WRITTEN INSTRUCTION =>
Where a line contains the word "Control", copy that line in full.
>> begin RECORDED INFORMATION
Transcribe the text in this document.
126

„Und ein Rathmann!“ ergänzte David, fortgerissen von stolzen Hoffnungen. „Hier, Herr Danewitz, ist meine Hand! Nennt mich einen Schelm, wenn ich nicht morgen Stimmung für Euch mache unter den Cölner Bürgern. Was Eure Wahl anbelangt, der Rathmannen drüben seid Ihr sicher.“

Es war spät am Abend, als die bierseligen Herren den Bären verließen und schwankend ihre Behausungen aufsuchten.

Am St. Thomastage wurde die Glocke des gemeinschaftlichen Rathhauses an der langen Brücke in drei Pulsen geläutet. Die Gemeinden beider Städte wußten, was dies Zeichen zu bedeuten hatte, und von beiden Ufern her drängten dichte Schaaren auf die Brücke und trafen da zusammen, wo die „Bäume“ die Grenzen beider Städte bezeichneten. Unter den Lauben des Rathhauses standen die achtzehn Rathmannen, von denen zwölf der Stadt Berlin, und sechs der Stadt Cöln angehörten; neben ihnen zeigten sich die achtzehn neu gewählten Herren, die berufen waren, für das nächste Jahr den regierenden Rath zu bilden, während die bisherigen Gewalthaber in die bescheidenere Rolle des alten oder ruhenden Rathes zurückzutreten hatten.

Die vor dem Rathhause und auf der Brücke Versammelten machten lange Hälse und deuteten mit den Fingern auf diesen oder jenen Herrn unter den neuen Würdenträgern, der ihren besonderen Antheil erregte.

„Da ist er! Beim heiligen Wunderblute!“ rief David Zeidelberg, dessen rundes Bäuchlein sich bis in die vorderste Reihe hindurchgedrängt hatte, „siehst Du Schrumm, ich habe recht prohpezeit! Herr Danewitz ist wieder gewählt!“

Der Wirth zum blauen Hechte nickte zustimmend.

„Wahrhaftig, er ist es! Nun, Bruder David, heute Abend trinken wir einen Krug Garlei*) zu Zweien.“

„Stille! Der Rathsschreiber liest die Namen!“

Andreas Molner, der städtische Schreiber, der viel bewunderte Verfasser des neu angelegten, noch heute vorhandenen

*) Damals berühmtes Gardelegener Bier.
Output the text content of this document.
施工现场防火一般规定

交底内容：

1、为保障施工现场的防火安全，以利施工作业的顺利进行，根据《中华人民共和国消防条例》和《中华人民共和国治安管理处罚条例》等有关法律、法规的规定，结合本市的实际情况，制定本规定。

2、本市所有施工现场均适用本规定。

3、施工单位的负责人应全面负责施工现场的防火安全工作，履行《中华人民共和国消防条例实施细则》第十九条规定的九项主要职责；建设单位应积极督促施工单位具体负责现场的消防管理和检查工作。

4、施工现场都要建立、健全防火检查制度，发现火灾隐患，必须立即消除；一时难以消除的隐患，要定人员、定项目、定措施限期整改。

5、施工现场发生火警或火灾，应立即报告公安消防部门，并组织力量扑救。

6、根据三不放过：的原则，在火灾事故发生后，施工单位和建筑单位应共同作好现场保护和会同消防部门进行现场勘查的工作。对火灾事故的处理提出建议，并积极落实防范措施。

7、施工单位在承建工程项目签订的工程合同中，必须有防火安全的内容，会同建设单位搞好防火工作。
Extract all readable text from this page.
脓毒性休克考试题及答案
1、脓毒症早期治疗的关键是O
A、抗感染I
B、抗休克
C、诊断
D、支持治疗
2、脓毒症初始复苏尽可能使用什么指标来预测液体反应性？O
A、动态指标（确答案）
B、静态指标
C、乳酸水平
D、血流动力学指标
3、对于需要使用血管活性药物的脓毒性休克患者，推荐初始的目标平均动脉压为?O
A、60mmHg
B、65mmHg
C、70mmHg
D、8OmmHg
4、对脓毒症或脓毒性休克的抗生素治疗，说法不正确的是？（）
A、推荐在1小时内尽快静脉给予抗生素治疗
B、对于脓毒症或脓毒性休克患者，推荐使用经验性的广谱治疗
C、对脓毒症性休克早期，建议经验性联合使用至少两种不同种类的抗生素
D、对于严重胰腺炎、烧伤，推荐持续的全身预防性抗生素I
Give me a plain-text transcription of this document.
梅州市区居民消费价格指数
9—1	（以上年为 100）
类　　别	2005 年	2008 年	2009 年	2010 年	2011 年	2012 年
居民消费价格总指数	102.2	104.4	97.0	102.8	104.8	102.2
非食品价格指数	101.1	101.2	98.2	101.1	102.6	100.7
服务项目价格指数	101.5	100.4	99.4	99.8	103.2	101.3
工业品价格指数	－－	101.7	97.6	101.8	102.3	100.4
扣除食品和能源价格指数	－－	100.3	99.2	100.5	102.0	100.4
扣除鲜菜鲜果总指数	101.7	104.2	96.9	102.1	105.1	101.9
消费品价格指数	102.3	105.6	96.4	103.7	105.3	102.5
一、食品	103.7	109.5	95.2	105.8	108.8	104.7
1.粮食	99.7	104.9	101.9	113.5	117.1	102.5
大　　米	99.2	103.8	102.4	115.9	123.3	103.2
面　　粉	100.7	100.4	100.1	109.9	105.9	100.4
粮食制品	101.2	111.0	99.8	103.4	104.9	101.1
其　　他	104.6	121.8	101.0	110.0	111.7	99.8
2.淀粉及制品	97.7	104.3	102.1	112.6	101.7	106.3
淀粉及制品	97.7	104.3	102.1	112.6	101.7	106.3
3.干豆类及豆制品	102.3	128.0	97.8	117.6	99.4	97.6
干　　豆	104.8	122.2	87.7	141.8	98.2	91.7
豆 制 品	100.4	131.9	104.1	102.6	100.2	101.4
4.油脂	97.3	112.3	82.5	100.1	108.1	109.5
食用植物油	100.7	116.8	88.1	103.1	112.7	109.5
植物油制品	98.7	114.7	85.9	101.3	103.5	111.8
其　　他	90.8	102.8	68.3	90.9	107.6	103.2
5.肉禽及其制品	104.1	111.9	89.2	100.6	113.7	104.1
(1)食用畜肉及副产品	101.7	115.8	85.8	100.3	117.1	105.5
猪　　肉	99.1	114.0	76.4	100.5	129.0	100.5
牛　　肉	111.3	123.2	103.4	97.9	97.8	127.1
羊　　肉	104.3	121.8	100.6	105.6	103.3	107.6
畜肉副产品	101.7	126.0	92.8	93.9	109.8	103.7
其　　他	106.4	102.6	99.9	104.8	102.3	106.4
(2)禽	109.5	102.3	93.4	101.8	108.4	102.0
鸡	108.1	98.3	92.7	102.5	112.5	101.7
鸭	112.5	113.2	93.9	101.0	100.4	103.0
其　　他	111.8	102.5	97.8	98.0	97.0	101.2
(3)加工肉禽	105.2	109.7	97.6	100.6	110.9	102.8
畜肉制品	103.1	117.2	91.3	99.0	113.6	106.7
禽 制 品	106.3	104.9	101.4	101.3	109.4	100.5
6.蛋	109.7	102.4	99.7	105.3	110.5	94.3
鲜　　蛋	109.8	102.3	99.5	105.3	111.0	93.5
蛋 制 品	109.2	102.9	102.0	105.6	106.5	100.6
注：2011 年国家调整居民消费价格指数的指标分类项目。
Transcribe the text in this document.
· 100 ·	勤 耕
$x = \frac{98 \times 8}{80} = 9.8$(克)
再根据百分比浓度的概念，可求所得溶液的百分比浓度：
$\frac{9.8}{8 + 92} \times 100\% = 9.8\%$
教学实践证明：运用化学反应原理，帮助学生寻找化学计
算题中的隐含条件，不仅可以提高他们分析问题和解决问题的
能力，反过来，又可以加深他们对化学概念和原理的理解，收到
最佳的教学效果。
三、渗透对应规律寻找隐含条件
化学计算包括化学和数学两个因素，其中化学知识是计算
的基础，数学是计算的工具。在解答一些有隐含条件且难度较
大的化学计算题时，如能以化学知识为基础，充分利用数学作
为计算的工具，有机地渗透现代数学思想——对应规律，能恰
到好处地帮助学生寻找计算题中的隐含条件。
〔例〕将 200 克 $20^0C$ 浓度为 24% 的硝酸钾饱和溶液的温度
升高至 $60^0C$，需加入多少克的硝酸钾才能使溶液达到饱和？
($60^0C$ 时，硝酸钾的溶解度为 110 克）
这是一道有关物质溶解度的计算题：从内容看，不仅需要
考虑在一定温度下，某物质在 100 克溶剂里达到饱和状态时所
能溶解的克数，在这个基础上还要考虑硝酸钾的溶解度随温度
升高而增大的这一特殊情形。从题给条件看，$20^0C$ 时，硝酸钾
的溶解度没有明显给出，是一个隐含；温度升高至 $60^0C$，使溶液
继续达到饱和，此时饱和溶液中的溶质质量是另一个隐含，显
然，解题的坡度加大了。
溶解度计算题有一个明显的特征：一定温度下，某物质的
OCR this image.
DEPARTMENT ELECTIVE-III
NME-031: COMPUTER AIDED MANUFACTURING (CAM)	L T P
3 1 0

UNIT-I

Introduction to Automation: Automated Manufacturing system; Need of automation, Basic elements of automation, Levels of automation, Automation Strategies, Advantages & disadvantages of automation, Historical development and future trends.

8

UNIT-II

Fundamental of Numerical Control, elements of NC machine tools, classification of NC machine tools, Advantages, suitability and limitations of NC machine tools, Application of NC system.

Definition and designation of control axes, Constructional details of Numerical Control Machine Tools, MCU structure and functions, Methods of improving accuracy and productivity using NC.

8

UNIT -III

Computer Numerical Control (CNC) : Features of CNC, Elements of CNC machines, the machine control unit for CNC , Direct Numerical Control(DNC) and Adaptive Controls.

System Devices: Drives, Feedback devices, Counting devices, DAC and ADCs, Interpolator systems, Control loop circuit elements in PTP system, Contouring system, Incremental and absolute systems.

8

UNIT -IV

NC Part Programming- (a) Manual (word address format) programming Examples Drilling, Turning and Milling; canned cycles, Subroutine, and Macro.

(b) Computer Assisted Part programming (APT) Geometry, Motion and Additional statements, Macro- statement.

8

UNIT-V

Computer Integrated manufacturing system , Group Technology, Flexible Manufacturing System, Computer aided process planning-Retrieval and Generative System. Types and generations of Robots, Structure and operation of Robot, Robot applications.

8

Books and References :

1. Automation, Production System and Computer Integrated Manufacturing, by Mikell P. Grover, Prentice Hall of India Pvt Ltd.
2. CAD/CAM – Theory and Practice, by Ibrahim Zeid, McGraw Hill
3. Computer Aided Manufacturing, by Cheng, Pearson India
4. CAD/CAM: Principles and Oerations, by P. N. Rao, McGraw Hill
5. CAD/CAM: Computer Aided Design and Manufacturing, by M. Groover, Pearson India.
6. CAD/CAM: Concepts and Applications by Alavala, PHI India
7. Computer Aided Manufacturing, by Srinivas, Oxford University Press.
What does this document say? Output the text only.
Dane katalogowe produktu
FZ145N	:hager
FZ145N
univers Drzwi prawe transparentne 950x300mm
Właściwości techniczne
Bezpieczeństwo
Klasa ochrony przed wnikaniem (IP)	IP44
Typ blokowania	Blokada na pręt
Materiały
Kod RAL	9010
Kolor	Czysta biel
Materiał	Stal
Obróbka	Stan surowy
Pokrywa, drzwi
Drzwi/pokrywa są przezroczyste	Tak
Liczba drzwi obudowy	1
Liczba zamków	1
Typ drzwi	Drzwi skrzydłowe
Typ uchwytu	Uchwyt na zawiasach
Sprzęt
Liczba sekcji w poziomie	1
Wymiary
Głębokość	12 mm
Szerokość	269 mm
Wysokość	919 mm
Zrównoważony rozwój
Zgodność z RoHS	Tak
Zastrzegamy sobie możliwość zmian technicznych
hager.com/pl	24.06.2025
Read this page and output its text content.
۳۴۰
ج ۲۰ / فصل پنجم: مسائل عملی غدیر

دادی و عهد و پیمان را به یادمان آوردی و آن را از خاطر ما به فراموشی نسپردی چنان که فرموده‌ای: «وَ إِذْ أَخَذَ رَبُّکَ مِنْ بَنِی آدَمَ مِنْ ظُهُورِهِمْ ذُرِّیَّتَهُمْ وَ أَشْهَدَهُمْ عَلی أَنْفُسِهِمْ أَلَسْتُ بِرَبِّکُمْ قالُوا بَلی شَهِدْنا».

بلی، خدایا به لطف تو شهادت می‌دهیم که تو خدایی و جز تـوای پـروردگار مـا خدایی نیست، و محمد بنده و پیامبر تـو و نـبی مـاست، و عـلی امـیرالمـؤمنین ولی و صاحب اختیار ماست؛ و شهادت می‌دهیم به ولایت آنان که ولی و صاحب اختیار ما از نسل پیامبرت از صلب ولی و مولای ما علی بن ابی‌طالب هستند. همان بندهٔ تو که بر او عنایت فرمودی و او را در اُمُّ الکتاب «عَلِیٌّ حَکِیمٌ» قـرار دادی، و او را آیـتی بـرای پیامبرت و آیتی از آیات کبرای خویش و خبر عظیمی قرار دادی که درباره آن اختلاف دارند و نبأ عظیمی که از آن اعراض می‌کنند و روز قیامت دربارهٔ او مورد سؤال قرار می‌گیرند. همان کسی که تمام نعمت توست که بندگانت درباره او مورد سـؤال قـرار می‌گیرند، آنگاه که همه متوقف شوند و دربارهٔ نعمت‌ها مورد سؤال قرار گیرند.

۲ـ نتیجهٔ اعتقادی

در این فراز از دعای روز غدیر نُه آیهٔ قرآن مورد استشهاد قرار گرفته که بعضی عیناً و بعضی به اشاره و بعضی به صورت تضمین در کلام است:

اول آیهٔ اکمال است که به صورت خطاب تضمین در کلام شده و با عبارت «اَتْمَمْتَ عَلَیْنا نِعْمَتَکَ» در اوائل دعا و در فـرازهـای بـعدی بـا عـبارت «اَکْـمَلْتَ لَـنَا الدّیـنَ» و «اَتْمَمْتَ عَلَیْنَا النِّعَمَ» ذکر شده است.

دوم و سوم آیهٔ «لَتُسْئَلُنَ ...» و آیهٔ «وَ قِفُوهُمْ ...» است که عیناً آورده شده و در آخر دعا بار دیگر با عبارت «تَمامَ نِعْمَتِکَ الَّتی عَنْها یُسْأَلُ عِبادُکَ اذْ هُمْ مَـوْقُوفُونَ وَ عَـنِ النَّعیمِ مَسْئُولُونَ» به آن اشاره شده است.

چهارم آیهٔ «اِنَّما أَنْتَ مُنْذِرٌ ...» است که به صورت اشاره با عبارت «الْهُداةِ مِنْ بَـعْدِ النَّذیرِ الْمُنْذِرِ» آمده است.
>> end RECORDED INFORMATION
TASK RESPONSE =>
Fundamental of Numerical Control, elements of NC machine tools, classification of NC machine tools, Advantages, suitability and limitations of NC machine tools, Application of NC system.
Definition and designation of control axes, Constructional details of Numerical Control Machine Tools, MCU structure and functions, Methods of improving accuracy and productivity using NC.
Computer Numerical Control (CNC) : Features of CNC, Elements of CNC machines, the machine control unit for CNC , Direct Numerical Control(DNC) and Adaptive Controls.
System Devices: Drives, Feedback devices, Counting devices, DAC and ADCs, Interpolator systems, Control loop circuit elements in PTP system, Contouring system, Incremental and absolute systems.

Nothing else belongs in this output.